Exercise description → Name every distinct user who posts in the forum thread below about taking a young puppy on a long hike. List each name once, in the order it first appears.

*** Document segment ***

# 4.75 month old Puppy on a 9 mile hike trail??



## Maple Syrup (Oct 11, 2012)

Hello! 

I was wondering if a 5 month old female Vizsla would be able to handle a 9 mile hiking . I live in Houston, TX - so its fairly a flat terrain and we're going to walk the trail.

What are your thoughts?


----------



## Vizsla Baby (Nov 4, 2011)

That's a long walk for such a young dog. I wouldn't do it quite yet.


----------



## Darcy1311 (May 27, 2012)

That is a bit far for a young dog, it could harm the dog's growth plates in the legs. In another 12 months your dog will easily walk that distance, then turn around and walk it back again..


----------



## Maple Syrup (Oct 11, 2012)

Thanks guys. Thats what I thought, but since she is SOOOOOOOOOOOOOOOOOOOOO hyper ... I was thinking about it. 

Maybe I'll cut it down and go on a 4 mi hike hehe


----------



## SteelCityDozer (Aug 25, 2011)

Are you working on training and games like find? Making her work for food, etc? Taking her new places for exercise instead of the same old walk? Stick her in the car when you run errands? All of these things will help greatly to wear her out without overexertion.


----------



## Maple Syrup (Oct 11, 2012)

Yup! I sure am!!! 

I like hiking, so I wanted to bring her along... but just wanted to take precautions


----------



## Green (Oct 5, 2012)

I'm in Houston too, we'll have to have a V play date sometime.


----------



## R E McCraith (Nov 24, 2011)

Up till 10mo I let the PUP set the pace and distance - lucky we have woods and fields around the house - pup gets tired and a short walk home - stiil do it with PIKE 2 or 3 times a day - just takes longer to tire him out - with hunting season here I have one HAPPY and tired V on my lap - young or old - the mutt will let you know when it's time to take a break or head to the house! when hunting it's forced breaks or PIKE would run all day


----------

*** Provided material ***

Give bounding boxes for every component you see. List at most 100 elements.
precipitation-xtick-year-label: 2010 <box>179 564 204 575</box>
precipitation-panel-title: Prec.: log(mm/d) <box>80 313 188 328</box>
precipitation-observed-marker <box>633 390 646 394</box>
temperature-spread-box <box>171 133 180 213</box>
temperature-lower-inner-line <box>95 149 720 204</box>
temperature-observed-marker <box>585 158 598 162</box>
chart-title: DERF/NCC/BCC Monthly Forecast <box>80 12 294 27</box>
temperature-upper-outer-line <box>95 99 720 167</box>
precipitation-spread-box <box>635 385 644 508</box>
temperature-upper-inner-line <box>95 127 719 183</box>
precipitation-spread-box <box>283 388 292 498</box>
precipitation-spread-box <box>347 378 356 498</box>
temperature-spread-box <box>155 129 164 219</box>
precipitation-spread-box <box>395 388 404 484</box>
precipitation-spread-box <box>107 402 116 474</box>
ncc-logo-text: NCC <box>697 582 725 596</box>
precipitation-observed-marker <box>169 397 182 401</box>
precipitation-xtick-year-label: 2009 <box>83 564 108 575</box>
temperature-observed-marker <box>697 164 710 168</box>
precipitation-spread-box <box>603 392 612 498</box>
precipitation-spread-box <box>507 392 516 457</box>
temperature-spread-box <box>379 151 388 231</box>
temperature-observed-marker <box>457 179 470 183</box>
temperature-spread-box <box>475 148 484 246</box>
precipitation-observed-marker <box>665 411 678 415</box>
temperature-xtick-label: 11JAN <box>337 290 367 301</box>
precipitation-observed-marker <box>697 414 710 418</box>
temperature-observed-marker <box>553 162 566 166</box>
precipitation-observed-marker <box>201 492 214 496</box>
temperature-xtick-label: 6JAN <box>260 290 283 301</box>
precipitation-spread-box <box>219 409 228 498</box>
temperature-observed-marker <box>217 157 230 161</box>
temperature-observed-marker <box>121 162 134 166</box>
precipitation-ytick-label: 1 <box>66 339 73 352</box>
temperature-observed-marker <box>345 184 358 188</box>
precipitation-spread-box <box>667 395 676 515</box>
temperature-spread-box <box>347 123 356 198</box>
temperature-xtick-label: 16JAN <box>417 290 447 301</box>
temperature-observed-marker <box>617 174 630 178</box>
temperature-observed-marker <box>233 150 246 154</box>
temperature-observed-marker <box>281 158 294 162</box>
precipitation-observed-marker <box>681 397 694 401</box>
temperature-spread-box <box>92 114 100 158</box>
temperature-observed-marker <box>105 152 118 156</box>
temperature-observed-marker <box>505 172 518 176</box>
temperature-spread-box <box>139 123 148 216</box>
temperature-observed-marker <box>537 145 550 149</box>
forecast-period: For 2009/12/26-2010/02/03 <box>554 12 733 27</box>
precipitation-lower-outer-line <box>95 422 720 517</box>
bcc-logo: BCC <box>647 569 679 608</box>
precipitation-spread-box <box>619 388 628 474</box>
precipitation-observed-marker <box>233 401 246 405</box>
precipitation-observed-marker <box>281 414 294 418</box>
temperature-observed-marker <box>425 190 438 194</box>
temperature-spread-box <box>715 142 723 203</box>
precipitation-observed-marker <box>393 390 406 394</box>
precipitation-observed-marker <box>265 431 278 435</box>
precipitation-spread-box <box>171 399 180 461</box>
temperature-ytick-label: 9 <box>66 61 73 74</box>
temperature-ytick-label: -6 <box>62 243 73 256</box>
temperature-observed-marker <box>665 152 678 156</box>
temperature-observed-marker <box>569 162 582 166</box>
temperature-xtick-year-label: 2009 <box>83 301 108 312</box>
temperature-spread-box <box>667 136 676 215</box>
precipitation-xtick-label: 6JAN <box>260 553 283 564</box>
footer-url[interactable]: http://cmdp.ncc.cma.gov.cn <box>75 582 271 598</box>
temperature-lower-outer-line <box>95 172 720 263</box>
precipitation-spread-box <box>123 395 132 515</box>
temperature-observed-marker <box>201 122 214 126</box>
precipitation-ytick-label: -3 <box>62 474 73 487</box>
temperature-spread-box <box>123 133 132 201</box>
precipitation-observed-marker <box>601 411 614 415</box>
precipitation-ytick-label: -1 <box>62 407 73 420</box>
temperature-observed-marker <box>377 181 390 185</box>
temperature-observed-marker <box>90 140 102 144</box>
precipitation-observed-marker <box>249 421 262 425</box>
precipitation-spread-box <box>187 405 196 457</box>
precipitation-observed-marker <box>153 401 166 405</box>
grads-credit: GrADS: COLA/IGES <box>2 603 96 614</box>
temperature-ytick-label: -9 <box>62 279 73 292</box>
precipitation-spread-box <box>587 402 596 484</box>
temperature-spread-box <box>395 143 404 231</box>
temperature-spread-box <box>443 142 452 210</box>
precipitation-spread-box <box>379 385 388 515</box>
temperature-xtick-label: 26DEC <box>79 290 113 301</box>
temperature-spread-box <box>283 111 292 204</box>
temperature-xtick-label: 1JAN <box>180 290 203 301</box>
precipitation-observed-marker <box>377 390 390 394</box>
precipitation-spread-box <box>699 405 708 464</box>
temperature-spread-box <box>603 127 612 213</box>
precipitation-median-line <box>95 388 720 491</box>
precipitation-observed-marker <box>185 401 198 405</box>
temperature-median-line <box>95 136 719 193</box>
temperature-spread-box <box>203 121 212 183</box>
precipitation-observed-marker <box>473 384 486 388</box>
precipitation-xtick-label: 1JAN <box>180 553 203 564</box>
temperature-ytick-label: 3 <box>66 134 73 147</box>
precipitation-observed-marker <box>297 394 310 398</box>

***

Final result → Maple Syrup, Vizsla Baby, Darcy1311, SteelCityDozer, Green, R E McCraith